→ **TASK DESCRIPTION**:
Copy out all lines in the data below containing the string "this".

→ **STORED ROWS**:
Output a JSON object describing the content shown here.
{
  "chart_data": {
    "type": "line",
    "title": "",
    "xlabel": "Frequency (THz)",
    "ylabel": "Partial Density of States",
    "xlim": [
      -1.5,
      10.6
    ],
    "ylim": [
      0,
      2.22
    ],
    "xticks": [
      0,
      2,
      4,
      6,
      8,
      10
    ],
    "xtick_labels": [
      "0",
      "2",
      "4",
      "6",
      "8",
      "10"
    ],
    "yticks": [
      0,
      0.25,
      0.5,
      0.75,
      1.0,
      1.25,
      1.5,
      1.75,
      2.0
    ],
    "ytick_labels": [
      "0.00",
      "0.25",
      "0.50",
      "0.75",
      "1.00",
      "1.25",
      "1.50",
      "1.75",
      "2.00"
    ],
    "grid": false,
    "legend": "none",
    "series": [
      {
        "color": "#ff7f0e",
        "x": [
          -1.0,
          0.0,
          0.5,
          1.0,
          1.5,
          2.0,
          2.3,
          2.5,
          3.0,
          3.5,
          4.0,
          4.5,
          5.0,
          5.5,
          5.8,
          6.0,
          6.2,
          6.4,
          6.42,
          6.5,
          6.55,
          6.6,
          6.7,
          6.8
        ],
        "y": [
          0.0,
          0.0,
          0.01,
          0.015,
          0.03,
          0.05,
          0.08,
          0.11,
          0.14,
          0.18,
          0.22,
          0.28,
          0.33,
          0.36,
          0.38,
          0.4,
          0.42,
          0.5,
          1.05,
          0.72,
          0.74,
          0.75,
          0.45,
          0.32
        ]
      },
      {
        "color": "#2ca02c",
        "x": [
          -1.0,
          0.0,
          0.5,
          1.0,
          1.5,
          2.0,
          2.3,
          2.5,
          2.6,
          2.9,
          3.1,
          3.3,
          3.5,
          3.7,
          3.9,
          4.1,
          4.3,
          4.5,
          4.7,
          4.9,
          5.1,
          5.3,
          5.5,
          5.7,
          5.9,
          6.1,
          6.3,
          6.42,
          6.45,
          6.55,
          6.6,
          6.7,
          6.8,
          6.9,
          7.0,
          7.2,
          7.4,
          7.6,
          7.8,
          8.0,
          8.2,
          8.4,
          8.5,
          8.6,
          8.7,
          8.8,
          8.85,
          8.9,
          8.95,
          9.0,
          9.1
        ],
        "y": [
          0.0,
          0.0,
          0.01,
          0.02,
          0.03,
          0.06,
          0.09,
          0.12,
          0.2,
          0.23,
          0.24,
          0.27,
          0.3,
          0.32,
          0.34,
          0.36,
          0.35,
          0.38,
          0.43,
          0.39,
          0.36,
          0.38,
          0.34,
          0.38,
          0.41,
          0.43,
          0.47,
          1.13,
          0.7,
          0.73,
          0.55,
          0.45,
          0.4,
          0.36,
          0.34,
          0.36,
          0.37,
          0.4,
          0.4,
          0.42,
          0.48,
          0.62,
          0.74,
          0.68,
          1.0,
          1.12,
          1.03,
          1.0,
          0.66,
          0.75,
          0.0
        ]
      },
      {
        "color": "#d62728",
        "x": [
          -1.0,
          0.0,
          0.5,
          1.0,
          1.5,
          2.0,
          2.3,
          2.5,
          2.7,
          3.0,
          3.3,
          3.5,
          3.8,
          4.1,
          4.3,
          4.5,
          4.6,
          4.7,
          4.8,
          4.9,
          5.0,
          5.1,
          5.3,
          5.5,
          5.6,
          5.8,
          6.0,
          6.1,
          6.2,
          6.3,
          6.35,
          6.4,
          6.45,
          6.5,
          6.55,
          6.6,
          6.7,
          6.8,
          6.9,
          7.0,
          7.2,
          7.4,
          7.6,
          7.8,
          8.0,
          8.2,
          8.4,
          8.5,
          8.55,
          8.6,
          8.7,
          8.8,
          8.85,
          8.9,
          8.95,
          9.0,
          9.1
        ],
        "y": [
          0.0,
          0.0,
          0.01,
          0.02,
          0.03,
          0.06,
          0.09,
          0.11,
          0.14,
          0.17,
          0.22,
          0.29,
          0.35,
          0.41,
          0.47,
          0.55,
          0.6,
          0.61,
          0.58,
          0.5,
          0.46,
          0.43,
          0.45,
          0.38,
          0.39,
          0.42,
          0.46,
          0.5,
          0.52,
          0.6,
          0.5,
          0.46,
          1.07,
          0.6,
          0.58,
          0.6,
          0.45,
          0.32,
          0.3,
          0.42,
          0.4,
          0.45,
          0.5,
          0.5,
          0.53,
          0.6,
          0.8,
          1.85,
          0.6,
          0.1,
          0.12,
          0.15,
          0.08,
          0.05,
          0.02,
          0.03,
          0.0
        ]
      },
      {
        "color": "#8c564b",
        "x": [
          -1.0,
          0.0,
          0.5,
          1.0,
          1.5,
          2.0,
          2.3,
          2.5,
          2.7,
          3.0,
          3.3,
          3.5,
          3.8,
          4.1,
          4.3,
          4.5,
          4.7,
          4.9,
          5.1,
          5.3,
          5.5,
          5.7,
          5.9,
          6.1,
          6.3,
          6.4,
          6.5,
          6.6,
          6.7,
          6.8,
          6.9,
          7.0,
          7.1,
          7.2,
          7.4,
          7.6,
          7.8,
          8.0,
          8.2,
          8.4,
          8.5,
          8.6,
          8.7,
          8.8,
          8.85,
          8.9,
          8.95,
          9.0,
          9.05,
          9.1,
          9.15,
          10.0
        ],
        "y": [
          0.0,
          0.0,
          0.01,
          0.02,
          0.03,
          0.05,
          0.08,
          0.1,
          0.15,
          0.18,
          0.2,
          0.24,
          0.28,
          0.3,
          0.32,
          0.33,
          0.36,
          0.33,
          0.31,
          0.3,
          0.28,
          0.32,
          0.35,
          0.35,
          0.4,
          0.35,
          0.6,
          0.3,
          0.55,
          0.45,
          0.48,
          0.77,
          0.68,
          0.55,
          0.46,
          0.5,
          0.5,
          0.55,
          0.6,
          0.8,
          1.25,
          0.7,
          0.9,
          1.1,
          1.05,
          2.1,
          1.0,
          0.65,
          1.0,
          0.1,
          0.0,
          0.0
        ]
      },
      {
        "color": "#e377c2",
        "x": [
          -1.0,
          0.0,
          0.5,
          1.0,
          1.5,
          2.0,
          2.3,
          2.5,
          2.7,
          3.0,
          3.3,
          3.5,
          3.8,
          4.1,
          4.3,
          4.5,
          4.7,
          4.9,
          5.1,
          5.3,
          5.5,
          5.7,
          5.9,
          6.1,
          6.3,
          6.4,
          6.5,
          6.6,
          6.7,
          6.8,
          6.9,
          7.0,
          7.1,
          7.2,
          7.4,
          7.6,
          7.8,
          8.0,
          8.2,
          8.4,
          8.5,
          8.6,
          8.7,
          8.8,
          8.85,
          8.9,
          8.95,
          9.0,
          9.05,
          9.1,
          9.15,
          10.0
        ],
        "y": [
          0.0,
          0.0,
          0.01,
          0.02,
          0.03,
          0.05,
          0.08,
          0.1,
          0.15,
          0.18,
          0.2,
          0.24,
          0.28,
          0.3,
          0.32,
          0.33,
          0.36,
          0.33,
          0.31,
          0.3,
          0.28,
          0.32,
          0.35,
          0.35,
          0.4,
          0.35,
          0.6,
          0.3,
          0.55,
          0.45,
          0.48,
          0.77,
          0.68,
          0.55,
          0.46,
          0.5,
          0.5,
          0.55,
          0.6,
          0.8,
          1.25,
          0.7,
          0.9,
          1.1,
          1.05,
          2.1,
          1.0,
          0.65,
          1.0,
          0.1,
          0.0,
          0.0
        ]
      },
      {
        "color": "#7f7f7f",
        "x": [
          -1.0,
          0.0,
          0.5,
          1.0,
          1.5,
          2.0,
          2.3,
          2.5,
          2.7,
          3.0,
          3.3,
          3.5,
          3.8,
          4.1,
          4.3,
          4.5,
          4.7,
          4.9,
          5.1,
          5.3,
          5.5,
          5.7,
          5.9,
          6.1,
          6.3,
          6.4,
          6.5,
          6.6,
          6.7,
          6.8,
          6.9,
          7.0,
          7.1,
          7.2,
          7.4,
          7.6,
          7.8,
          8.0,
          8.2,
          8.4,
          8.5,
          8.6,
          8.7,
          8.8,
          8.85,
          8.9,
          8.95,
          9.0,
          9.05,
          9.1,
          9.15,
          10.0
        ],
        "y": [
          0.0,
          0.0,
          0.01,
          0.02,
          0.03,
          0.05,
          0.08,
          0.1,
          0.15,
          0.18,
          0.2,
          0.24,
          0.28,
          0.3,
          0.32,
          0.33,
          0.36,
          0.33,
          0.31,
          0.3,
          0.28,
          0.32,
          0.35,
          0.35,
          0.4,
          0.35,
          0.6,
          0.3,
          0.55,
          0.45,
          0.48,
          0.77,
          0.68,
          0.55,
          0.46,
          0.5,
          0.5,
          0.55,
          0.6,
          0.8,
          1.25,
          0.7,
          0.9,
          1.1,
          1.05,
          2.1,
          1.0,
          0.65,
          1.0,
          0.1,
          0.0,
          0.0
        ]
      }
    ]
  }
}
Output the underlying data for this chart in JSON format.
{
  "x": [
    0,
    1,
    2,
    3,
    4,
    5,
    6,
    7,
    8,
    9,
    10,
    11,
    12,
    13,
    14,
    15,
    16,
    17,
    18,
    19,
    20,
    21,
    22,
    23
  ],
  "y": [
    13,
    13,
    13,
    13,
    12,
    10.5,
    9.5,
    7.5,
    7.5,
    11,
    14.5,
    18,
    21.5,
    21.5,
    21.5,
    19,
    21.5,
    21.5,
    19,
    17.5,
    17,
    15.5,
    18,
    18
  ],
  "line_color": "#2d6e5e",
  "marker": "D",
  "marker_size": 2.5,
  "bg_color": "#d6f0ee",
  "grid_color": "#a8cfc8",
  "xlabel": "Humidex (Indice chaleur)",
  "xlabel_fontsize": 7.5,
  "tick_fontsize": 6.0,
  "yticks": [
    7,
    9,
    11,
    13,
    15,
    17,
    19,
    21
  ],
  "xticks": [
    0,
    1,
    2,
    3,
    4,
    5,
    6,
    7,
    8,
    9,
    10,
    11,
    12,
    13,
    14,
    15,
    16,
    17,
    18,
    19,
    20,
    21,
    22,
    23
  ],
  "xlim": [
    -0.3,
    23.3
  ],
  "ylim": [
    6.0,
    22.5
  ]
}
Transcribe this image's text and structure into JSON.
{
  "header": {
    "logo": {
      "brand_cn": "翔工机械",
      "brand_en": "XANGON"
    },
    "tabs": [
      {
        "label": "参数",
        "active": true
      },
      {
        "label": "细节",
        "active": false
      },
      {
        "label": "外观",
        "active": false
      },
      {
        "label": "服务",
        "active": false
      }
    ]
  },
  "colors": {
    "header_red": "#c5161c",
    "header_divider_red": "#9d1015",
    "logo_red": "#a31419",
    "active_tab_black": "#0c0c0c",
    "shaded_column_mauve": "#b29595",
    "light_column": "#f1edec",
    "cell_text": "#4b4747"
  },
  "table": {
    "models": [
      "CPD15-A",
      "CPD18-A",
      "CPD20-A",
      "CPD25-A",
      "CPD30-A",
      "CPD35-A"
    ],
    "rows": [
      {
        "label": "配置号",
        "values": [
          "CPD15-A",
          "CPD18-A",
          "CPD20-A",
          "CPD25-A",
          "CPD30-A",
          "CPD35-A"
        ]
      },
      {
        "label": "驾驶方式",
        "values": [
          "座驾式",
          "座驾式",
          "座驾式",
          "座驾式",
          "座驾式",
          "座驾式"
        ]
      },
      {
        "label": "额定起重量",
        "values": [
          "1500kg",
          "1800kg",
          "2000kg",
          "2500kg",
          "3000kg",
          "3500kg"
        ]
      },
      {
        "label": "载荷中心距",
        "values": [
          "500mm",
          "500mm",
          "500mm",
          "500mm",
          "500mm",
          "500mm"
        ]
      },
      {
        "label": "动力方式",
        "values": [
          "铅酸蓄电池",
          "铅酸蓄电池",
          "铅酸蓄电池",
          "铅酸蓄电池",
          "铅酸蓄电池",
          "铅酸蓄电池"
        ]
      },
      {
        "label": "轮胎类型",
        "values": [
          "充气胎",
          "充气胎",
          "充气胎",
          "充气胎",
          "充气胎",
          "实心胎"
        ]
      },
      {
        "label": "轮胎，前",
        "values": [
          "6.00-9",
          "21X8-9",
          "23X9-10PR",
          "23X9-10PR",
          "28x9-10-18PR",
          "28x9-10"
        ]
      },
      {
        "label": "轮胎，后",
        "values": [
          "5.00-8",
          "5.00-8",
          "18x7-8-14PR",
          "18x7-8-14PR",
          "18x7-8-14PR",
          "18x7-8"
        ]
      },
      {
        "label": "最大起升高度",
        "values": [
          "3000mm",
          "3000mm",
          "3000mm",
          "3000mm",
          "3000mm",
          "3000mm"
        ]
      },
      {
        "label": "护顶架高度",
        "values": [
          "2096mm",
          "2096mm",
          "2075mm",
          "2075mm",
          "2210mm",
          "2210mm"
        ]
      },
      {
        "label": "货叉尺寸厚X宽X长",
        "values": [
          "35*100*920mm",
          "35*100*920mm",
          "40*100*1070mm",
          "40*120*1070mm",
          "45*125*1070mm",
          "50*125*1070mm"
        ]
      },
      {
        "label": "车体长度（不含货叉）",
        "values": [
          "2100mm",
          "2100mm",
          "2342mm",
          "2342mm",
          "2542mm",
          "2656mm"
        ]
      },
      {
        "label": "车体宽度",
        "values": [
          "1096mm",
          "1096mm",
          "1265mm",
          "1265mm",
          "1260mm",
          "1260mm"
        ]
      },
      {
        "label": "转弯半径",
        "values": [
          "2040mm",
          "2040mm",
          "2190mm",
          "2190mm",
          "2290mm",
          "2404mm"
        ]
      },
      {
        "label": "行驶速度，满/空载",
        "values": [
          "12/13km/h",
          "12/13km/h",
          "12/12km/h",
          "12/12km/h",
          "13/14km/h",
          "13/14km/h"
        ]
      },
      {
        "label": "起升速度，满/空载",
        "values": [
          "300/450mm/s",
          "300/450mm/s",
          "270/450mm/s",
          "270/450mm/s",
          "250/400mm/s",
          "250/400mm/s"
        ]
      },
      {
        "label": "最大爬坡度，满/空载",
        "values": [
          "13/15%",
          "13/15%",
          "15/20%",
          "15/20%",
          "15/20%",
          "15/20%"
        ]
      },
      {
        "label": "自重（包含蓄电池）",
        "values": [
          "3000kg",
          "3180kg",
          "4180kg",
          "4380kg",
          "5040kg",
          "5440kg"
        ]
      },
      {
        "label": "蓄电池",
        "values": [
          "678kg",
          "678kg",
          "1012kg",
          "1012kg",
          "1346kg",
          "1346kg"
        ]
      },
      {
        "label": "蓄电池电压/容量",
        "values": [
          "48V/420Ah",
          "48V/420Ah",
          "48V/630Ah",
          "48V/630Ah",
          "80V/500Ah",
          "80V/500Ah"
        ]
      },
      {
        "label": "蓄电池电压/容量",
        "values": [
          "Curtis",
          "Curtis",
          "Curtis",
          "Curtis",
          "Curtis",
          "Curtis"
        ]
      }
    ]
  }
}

→ **RESPONSE**:
Output the underlying data for this chart in JSON format.
Transcribe this image's text and structure into JSON.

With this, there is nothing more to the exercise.